▶ TEXT EXCERPT:
--------------------

Abstract Duality in Optimization (Part III)
Published:
Difficulty: Experts & Advanced Graduate Students
We now look at some specialized applications of our previous results. This particular post covers the general framework of Rockafellar and Fenchel and derives the classic Karush-Kuhn-Tucker (KKT) conditions of Arrow and Hurwicz.
Coupled Composite Functions
Consider the specialization
\[\begin{aligned} F(u) & :=J(u,Au),\\ \Phi(u,p) & :=J(u,Au-p),\end{aligned}\]where $J$ is a function of $V\times Y$ into $\overline{\mathbb{R}}$ and $A$ is a linear operator. It is straightforward to show that
\[\Phi^{*}(0,p^{*})=J^{*}(A^{*}p^{*},-p^{*})\]where $A^{*}$ is the adjoint of $A$. Furthermore, if $J$ is convex (resp. in $\Gamma_{0}(V\times Y)$) then $\Phi$ is convex (resp. in $\Gamma_{0}(V\times Y)$).
Remark V.1. The Lagrangian associated with this specialization is
\[L(u,p^{*})=J_{u}^{*}(-p^{*})-\left\langle p^{*},Au\right\rangle\]where $J_{u}$ is the function $p\mapsto J(u,p)$ and $J_{u}^{*}$ is its conjugate function.
The next result specializes the extremality conditions in part III.
Proposition V.2. The following statements are equivalent:
$\bar{u}$ is a solution of ${\cal P}$, $\bar{p}^{*}$ is a solution of ${\cal P}^{*}$, and $\inf\ {\cal P}=\sup\ {\cal P}^{*}$.
$J(\bar{u},A\bar{u})+J^{*}(A^{*}\bar{p}^{*},-\bar{p}^{*})=0$.
$(A^{*}\bar{p}^{*},-\bar{p})\in\partial J(\bar{u},A\bar{u})$.
Decoupled Conjugate Functions
Let us further specialize $J$ as \(J(u,Au)=G(u)+H(Au).\) It is easy to verify that
\[\begin{aligned} J^{*}(u^{*},p^{*}) & =G^{*}(u^{*})+H^{*}(p^{*}),\\ {\cal P}^{*} & \equiv\sup_{p^{*}\in Y^{*}}\left\{ -G^{*}(A^{*}p^{*})-H^{*}(-p^{*})\right\} .\end{aligned}\]Furthermore, if $G$ and $H$ are convex (resp. convex and proper lower semicontinuous) then $J$ is convex (resp. convex and proper lower semicontinuous).

--------------------

▶ PROMPT:
Continue the post on abstract duality in optimization, starting after its final sentence. The material that comes next has no connection to the post on abstract duality in optimization.

▶ MATERIAL SUPPLIED:

--------------------

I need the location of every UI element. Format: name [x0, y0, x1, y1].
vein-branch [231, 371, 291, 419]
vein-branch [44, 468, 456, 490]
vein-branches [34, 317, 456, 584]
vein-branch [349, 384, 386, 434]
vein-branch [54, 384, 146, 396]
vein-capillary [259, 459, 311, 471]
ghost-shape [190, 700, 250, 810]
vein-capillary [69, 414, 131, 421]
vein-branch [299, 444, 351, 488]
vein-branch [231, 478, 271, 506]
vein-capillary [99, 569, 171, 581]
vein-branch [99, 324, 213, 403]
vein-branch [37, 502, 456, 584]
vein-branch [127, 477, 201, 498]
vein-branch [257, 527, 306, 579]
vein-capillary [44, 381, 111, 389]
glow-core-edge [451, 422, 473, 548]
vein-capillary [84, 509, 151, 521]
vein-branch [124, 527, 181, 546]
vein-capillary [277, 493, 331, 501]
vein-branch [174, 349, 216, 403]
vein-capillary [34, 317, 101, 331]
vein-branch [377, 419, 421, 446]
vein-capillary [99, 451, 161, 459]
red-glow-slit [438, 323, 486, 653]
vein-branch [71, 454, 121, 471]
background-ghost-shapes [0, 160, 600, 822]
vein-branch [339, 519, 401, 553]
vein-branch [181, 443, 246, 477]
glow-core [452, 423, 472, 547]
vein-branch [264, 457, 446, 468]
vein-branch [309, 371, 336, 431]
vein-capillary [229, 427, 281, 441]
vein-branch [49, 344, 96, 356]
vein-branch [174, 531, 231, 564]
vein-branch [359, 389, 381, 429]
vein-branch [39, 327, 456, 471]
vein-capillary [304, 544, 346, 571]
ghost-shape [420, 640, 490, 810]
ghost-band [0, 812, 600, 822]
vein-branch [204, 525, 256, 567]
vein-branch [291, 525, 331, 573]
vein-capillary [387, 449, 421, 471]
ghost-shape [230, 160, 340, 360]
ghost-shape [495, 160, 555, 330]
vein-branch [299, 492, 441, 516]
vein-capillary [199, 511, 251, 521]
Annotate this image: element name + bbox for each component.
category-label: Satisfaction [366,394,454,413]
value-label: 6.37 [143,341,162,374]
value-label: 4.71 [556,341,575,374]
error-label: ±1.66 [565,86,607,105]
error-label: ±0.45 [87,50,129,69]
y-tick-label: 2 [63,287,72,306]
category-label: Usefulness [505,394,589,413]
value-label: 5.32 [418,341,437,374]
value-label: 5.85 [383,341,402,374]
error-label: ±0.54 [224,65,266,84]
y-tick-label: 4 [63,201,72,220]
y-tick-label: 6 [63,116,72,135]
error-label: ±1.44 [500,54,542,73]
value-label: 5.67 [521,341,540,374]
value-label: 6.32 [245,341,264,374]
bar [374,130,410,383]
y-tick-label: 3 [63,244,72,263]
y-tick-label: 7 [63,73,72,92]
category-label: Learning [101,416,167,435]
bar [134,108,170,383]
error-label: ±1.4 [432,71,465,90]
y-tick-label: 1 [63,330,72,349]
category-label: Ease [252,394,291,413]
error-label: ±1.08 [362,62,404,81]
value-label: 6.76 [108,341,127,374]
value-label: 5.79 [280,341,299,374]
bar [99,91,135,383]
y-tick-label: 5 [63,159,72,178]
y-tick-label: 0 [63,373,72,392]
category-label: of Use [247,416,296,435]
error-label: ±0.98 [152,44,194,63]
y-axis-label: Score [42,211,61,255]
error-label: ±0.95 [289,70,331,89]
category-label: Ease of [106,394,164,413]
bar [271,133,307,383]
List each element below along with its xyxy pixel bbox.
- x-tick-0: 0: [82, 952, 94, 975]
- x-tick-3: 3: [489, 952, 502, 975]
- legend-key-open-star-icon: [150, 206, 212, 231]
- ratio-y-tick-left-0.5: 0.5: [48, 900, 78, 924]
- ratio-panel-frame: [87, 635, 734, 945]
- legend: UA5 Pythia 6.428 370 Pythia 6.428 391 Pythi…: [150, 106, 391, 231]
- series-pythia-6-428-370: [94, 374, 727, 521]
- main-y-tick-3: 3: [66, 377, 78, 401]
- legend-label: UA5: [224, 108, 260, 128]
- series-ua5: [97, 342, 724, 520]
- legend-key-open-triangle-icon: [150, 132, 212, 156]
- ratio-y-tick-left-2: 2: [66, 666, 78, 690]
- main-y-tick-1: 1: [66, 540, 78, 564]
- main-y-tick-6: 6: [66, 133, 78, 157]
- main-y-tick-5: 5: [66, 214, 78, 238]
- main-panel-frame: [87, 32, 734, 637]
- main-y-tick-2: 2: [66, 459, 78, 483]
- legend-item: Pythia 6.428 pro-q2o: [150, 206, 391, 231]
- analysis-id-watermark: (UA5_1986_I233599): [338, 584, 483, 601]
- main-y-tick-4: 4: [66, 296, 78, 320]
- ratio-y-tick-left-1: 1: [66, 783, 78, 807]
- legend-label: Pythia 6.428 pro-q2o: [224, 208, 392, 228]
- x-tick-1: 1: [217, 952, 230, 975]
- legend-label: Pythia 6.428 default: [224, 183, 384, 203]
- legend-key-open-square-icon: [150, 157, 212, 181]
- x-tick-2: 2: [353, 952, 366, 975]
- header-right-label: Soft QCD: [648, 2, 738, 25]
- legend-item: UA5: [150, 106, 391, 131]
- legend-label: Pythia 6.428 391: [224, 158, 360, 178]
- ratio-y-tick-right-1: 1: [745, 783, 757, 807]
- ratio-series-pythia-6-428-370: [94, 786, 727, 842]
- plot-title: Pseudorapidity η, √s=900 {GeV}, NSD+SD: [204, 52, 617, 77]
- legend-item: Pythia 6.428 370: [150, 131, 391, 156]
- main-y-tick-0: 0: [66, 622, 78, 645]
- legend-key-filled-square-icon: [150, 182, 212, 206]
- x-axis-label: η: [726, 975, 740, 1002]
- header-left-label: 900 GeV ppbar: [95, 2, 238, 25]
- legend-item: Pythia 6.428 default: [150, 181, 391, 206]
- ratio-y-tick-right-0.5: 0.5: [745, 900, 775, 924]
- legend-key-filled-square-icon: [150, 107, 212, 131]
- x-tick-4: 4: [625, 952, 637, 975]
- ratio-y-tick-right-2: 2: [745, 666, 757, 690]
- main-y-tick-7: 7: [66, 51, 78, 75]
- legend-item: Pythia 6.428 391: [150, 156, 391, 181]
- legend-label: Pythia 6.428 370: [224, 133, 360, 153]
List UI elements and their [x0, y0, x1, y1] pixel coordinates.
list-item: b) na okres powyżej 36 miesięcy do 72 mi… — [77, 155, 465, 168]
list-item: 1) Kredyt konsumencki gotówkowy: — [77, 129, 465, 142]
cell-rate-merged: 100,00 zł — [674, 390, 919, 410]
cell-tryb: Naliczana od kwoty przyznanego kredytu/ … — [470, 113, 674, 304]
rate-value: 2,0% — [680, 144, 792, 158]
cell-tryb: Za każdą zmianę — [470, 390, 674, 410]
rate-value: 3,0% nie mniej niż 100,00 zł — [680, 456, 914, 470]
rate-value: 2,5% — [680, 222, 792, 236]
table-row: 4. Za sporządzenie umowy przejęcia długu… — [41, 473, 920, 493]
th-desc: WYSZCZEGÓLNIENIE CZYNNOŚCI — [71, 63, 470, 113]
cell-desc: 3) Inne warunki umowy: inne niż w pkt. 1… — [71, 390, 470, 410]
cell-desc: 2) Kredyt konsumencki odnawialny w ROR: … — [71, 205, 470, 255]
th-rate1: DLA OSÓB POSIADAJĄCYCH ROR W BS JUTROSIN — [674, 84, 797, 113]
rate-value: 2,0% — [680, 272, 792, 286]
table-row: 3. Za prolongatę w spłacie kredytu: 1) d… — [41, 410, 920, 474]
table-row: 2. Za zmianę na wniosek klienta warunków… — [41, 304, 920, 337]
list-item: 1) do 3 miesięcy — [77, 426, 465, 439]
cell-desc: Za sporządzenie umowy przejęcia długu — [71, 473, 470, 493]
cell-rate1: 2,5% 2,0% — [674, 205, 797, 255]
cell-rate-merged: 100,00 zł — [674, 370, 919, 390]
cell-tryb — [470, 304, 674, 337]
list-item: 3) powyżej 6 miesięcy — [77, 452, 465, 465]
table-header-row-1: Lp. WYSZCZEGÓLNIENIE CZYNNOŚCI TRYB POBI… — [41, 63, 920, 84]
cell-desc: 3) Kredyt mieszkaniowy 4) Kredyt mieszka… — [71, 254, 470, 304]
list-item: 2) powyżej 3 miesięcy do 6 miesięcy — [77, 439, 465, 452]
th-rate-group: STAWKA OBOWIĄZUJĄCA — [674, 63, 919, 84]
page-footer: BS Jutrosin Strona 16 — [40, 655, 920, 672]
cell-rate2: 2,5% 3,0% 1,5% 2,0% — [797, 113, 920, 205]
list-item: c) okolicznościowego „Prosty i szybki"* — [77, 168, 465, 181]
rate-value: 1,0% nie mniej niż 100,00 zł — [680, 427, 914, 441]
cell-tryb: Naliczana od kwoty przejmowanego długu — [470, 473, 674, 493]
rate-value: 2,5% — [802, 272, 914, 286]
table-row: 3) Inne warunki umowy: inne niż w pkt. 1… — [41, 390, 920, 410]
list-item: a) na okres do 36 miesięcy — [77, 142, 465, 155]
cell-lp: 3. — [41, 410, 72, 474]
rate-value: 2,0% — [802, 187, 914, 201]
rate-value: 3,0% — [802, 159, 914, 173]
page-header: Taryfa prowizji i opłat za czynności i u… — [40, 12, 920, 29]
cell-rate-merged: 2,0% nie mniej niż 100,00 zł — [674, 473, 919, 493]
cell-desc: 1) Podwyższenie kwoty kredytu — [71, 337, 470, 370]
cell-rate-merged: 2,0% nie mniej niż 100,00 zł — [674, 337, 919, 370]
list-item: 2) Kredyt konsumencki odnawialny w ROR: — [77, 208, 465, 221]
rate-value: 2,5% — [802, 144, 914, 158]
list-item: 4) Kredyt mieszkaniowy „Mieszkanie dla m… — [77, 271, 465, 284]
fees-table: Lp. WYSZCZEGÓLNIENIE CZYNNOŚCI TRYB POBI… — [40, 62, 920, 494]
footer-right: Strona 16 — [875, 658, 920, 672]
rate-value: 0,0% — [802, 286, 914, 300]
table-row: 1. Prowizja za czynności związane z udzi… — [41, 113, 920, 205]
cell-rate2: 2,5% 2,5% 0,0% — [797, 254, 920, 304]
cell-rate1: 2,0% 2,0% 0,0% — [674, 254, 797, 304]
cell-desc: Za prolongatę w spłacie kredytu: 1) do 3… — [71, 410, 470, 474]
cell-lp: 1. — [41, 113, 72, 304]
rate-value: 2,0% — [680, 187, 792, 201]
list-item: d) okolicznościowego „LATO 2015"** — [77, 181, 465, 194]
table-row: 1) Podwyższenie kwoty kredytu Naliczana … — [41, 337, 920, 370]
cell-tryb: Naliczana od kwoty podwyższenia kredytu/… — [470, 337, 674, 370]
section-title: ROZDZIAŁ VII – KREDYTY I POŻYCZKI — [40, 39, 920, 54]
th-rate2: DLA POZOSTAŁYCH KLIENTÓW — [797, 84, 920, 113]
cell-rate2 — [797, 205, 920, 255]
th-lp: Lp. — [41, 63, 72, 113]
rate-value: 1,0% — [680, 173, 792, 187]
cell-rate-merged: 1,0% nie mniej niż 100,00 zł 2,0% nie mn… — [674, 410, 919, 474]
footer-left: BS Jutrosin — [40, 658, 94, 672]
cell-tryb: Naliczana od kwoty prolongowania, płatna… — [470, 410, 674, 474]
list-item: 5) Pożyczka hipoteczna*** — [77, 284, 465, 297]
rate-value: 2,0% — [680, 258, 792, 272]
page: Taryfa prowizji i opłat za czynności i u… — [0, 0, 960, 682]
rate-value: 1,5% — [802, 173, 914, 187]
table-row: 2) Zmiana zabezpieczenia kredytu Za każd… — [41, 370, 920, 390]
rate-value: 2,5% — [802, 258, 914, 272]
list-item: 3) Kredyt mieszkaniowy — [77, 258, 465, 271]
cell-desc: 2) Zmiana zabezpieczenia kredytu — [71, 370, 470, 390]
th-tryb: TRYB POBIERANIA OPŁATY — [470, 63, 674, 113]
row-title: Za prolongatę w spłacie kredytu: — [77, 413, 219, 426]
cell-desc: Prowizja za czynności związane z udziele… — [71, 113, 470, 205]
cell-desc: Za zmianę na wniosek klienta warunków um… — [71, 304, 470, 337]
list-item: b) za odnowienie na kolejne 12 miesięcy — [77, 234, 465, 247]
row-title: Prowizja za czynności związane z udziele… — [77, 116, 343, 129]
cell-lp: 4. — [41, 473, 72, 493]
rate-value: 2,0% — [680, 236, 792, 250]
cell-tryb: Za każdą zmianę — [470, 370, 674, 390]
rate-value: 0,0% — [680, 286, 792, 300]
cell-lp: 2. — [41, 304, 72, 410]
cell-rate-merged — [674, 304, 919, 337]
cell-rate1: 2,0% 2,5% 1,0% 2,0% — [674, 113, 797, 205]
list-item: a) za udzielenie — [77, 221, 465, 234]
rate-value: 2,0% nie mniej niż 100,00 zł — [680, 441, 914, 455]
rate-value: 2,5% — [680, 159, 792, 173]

--------------------

▶ FINAL RESULT:
Remark V.3. The extremality conditions for strong duality of ${\cal P}$ can be simplified to
\[\begin{aligned} G(\bar{u})+G^{*}(A^{*}\bar{p}^{*})-\left\langle A^{*}\bar{p}^{*},\bar{u}\right\rangle & =0,\\ H(A\bar{u})+H^{*}(-\bar{p}^{*})+\left\langle \bar{p}^{*},A\bar{u}\right\rangle & =0,\end{aligned}\]or equivalently,
\[\begin{aligned} A^{*}\bar{p}^{*} & \in\partial G(\bar{u}),\\ -\bar{p}^{*} & \in\partial H(A\bar{u}).\end{aligned}\]Remark V.4. When $Y=\prod_{i=1}^{m}Y_{i}$ and $Y^{*}=\prod_{i=1}^{m}Y_{i}^{*}$ then the extremality conditions for $H$ can be further decoupled into
\[H_{i}(A_{i}\bar{u})+H_{i}^{*}(-\bar{p}_{i}^{*})+\left\langle \bar{p}_{i}^{*},A_{i}\bar{u}\right\rangle =0,\]and
\[-\bar{p}_{i}^{*}\in\partial H_{i}(A_{i}\bar{u})\]for $i=1,\ldots,m$.
Cone-Constrained Programming
We first derive some results for general cone-convex constraint functions.
Let ${\cal C}\subseteq V$ be nonempty closed convex, let $J:V\mapsto\overline{\mathbb{R}}$ be convex and lower semicontinuous with domain ${\cal C}$, and let ${\cal K}\subseteq Y$ to be a closed convex cone with partial ordering $\leq$ and polar cone ${\cal K}^{*}$.
Furthermore, let $B:{\cal C}\mapsto Y$ be a (possibly nonlinear) mapping such that
$B$ is ${\cal K}$-convex on ${\cal C}$, i.e., $B(\lambda u+[1-\lambda]v)\leq\lambda B(u)+(1-\lambda)B(v)$ for every $u,v\in{\cal C}$ and $\lambda\in(0,1)$.
For every $p^{*}\in Y^{*}$ where $p^{*}\geq0$, the mapping $u\mapsto\left\langle p^{*},B(u)\right\rangle$ of ${\cal C}$ into $\mathbb{R}$ is lower semicontinuous.
${u\in{\cal C}:B(u)\leq0}\neq\emptyset$.
Denoting $\delta_{{\cal F}_{p}}(u)$ to be the indicator function
\[\delta_{\{\cal F\}_{p}}(u):=\begin{cases} 0, & u\in{\cal C}\text{ and }B(u)\leq p,\\ +\infty, & \text{otherwise}, \end{cases}\]of the set ${\cal F}_{p}:={u\in V:u\in{\cal C},\ B(u)\leq p}$, we are interested in the specialization
\[\begin{aligned} F(u) & :=J(u)+\delta_{\{\cal F\}_{0}}(u),\\ \Phi(u,p) & :=J(u)+\delta_{\{\cal F\}_{p}}(u).\end{aligned}\]Some basic properties of $\Phi$ and ${\cal F}_{p}$ are as follows.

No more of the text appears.